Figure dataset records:
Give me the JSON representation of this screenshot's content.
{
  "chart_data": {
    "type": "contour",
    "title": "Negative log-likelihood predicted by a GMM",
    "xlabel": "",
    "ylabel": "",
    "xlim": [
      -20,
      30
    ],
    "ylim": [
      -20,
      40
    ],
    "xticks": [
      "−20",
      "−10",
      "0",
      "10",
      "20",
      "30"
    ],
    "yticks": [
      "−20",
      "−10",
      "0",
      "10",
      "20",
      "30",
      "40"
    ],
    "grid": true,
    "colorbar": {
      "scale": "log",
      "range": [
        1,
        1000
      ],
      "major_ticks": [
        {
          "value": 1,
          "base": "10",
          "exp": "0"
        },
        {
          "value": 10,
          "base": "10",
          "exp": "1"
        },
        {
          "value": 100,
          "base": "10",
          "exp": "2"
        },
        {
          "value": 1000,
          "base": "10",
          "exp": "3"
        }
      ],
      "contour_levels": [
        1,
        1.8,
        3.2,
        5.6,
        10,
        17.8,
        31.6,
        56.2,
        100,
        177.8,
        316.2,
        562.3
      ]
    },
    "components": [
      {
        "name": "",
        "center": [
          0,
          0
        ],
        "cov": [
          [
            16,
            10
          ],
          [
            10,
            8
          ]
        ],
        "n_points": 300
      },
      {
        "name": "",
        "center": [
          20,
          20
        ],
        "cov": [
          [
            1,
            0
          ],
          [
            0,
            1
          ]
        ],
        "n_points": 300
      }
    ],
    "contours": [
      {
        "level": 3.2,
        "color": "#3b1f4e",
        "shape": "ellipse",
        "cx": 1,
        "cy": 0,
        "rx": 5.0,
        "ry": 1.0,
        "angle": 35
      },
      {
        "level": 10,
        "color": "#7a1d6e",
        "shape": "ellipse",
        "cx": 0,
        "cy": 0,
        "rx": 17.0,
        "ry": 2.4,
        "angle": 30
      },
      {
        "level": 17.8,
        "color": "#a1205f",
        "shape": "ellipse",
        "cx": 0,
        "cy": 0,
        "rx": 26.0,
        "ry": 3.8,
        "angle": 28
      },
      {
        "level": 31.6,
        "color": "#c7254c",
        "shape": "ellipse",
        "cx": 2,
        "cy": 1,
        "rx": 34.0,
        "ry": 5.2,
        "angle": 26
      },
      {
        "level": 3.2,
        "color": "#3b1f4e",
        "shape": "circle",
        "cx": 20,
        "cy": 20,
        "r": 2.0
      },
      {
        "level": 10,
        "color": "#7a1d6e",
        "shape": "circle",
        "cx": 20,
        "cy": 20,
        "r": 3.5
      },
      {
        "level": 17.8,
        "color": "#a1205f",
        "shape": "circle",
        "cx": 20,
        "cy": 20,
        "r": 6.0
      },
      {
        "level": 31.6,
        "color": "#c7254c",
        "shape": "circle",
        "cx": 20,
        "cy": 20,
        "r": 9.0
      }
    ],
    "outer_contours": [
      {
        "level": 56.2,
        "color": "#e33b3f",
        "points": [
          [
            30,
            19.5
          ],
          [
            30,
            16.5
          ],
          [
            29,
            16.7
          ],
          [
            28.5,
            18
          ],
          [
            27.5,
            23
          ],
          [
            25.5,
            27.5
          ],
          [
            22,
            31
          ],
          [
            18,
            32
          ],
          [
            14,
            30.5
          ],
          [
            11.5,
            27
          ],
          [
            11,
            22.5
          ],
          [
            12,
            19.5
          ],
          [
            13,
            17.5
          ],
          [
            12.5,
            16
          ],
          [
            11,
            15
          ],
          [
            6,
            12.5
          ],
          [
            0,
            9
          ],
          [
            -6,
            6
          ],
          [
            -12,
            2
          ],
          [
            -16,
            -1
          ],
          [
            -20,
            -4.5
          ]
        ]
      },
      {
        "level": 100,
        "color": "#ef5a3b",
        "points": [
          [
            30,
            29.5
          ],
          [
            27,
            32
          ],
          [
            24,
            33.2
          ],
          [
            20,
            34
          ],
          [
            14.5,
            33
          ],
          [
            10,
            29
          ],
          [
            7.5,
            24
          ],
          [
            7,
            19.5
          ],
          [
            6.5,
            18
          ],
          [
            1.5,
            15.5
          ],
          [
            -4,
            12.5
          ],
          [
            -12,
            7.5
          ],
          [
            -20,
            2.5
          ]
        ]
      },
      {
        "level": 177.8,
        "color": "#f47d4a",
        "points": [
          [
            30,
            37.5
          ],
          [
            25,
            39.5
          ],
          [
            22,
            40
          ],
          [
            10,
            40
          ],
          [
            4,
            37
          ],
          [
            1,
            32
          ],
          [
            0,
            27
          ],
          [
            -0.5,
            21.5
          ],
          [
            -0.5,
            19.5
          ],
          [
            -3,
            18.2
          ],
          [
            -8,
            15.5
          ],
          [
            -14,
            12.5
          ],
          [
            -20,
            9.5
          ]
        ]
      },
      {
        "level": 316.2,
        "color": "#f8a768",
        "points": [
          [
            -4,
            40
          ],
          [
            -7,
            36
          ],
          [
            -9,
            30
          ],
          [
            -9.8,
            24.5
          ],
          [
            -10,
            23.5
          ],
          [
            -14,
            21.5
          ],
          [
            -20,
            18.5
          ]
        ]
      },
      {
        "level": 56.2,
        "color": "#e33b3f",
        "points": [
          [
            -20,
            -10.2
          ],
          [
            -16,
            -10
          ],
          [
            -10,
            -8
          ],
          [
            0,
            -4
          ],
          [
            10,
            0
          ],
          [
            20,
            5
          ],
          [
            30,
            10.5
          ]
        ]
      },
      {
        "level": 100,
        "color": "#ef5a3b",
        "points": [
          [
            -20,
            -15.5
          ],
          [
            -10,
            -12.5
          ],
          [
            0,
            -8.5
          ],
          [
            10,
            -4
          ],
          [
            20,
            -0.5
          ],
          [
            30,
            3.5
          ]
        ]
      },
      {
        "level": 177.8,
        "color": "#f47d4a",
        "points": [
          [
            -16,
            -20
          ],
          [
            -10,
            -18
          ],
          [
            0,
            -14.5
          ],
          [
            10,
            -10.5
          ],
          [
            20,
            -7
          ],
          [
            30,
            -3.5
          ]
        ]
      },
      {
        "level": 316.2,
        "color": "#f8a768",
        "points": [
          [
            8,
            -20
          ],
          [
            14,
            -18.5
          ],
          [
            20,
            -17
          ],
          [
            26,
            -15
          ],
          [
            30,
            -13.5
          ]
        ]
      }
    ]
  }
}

## Short problem:
Return the listing above word for word.

## Solution below:
Give me the JSON representation of this screenshot's content.
{
  "chart_data": {
    "type": "contour",
    "title": "Negative log-likelihood predicted by a GMM",
    "xlabel": "",
    "ylabel": "",
    "xlim": [
      -20,
      30
    ],
    "ylim": [
      -20,
      40
    ],
    "xticks": [
      "−20",
      "−10",
      "0",
      "10",
      "20",
      "30"
    ],
    "yticks": [
      "−20",
      "−10",
      "0",
      "10",
      "20",
      "30",
      "40"
    ],
    "grid": true,
    "colorbar": {
      "scale": "log",
      "range": [
        1,
        1000
      ],
      "major_ticks": [
        {
          "value": 1,
          "base": "10",
          "exp": "0"
        },
        {
          "value": 10,
          "base": "10",
          "exp": "1"
        },
        {
          "value": 100,
          "base": "10",
          "exp": "2"
        },
        {
          "value": 1000,
          "base": "10",
          "exp": "3"
        }
      ],
      "contour_levels": [
        1,
        1.8,
        3.2,
        5.6,
        10,
        17.8,
        31.6,
        56.2,
        100,
        177.8,
        316.2,
        562.3
      ]
    },
    "components": [
      {
        "name": "",
        "center": [
          0,
          0
        ],
        "cov": [
          [
            16,
            10
          ],
          [
            10,
            8
          ]
        ],
        "n_points": 300
      },
      {
        "name": "",
        "center": [
          20,
          20
        ],
        "cov": [
          [
            1,
            0
          ],
          [
            0,
            1
          ]
        ],
        "n_points": 300
      }
    ],
    "contours": [
      {
        "level": 3.2,
        "color": "#3b1f4e",
        "shape": "ellipse",
        "cx": 1,
        "cy": 0,
        "rx": 5.0,
        "ry": 1.0,
        "angle": 35
      },
      {
        "level": 10,
        "color": "#7a1d6e",
        "shape": "ellipse",
        "cx": 0,
        "cy": 0,
        "rx": 17.0,
        "ry": 2.4,
        "angle": 30
      },
      {
        "level": 17.8,
        "color": "#a1205f",
        "shape": "ellipse",
        "cx": 0,
        "cy": 0,
        "rx": 26.0,
        "ry": 3.8,
        "angle": 28
      },
      {
        "level": 31.6,
        "color": "#c7254c",
        "shape": "ellipse",
        "cx": 2,
        "cy": 1,
        "rx": 34.0,
        "ry": 5.2,
        "angle": 26
      },
      {
        "level": 3.2,
        "color": "#3b1f4e",
        "shape": "circle",
        "cx": 20,
        "cy": 20,
        "r": 2.0
      },
      {
        "level": 10,
        "color": "#7a1d6e",
        "shape": "circle",
        "cx": 20,
        "cy": 20,
        "r": 3.5
      },
      {
        "level": 17.8,
        "color": "#a1205f",
        "shape": "circle",
        "cx": 20,
        "cy": 20,
        "r": 6.0
      },
      {
        "level": 31.6,
        "color": "#c7254c",
        "shape": "circle",
        "cx": 20,
        "cy": 20,
        "r": 9.0
      }
    ],
    "outer_contours": [
      {
        "level": 56.2,
        "color": "#e33b3f",
        "points": [
          [
            30,
            19.5
          ],
          [
            30,
            16.5
          ],
          [
            29,
            16.7
          ],
          [
            28.5,
            18
          ],
          [
            27.5,
            23
          ],
          [
            25.5,
            27.5
          ],
          [
            22,
            31
          ],
          [
            18,
            32
          ],
          [
            14,
            30.5
          ],
          [
            11.5,
            27
          ],
          [
            11,
            22.5
          ],
          [
            12,
            19.5
          ],
          [
            13,
            17.5
          ],
          [
            12.5,
            16
          ],
          [
            11,
            15
          ],
          [
            6,
            12.5
          ],
          [
            0,
            9
          ],
          [
            -6,
            6
          ],
          [
            -12,
            2
          ],
          [
            -16,
            -1
          ],
          [
            -20,
            -4.5
          ]
        ]
      },
      {
        "level": 100,
        "color": "#ef5a3b",
        "points": [
          [
            30,
            29.5
          ],
          [
            27,
            32
          ],
          [
            24,
            33.2
          ],
          [
            20,
            34
          ],
          [
            14.5,
            33
          ],
          [
            10,
            29
          ],
          [
            7.5,
            24
          ],
          [
            7,
            19.5
          ],
          [
            6.5,
            18
          ],
          [
            1.5,
            15.5
          ],
          [
            -4,
            12.5
          ],
          [
            -12,
            7.5
          ],
          [
            -20,
            2.5
          ]
        ]
      },
      {
        "level": 177.8,
        "color": "#f47d4a",
        "points": [
          [
            30,
            37.5
          ],
          [
            25,
            39.5
          ],
          [
            22,
            40
          ],
          [
            10,
            40
          ],
          [
            4,
            37
          ],
          [
            1,
            32
          ],
          [
            0,
            27
          ],
          [
            -0.5,
            21.5
          ],
          [
            -0.5,
            19.5
          ],
          [
            -3,
            18.2
          ],
          [
            -8,
            15.5
          ],
          [
            -14,
            12.5
          ],
          [
            -20,
            9.5
          ]
        ]
      },
      {
        "level": 316.2,
        "color": "#f8a768",
        "points": [
          [
            -4,
            40
          ],
          [
            -7,
            36
          ],
          [
            -9,
            30
          ],
          [
            -9.8,
            24.5
          ],
          [
            -10,
            23.5
          ],
          [
            -14,
            21.5
          ],
          [
            -20,
            18.5
          ]
        ]
      },
      {
        "level": 56.2,
        "color": "#e33b3f",
        "points": [
          [
            -20,
            -10.2
          ],
          [
            -16,
            -10
          ],
          [
            -10,
            -8
          ],
          [
            0,
            -4
          ],
          [
            10,
            0
          ],
          [
            20,
            5
          ],
          [
            30,
            10.5
          ]
        ]
      },
      {
        "level": 100,
        "color": "#ef5a3b",
        "points": [
          [
            -20,
            -15.5
          ],
          [
            -10,
            -12.5
          ],
          [
            0,
            -8.5
          ],
          [
            10,
            -4
          ],
          [
            20,
            -0.5
          ],
          [
            30,
            3.5
          ]
        ]
      },
      {
        "level": 177.8,
        "color": "#f47d4a",
        "points": [
          [
            -16,
            -20
          ],
          [
            -10,
            -18
          ],
          [
            0,
            -14.5
          ],
          [
            10,
            -10.5
          ],
          [
            20,
            -7
          ],
          [
            30,
            -3.5
          ]
        ]
      },
      {
        "level": 316.2,
        "color": "#f8a768",
        "points": [
          [
            8,
            -20
          ],
          [
            14,
            -18.5
          ],
          [
            20,
            -17
          ],
          [
            26,
            -15
          ],
          [
            30,
            -13.5
          ]
        ]
      }
    ]
  }
}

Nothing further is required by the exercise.